AIM:
Copy out the part of the items that opens with the first line and closes with the line containing "data-label: 16% bbox=[636, 205, 682, 231]", both ends included, word for word.

MATERIAL PROVIDED:
..............................

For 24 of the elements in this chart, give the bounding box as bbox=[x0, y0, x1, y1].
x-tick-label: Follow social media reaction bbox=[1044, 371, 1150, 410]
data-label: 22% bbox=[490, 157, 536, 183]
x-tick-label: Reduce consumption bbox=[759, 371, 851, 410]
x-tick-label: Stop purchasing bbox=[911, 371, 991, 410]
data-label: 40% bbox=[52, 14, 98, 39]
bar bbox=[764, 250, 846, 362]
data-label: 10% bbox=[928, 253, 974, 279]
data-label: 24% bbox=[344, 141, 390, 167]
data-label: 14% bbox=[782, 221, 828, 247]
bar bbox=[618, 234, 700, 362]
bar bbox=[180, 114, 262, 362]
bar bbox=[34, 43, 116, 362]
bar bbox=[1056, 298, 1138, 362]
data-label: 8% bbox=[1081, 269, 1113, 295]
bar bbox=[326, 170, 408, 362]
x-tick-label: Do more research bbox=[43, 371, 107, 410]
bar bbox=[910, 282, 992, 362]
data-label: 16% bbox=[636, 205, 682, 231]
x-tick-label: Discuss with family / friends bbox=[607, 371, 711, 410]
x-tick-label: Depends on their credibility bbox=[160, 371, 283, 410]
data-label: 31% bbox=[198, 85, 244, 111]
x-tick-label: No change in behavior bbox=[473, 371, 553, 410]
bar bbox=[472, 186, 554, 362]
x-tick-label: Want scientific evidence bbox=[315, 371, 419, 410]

..............................

SOLVED PROBLEM:
For 24 of the elements in this chart, give the bounding box as bbox=[x0, y0, x1, y1].
x-tick-label: Follow social media reaction bbox=[1044, 371, 1150, 410]
data-label: 22% bbox=[490, 157, 536, 183]
x-tick-label: Reduce consumption bbox=[759, 371, 851, 410]
x-tick-label: Stop purchasing bbox=[911, 371, 991, 410]
data-label: 40% bbox=[52, 14, 98, 39]
bar bbox=[764, 250, 846, 362]
data-label: 10% bbox=[928, 253, 974, 279]
data-label: 24% bbox=[344, 141, 390, 167]
data-label: 14% bbox=[782, 221, 828, 247]
bar bbox=[618, 234, 700, 362]
bar bbox=[180, 114, 262, 362]
bar bbox=[34, 43, 116, 362]
bar bbox=[1056, 298, 1138, 362]
data-label: 8% bbox=[1081, 269, 1113, 295]
bar bbox=[326, 170, 408, 362]
x-tick-label: Do more research bbox=[43, 371, 107, 410]
bar bbox=[910, 282, 992, 362]
data-label: 16% bbox=[636, 205, 682, 231]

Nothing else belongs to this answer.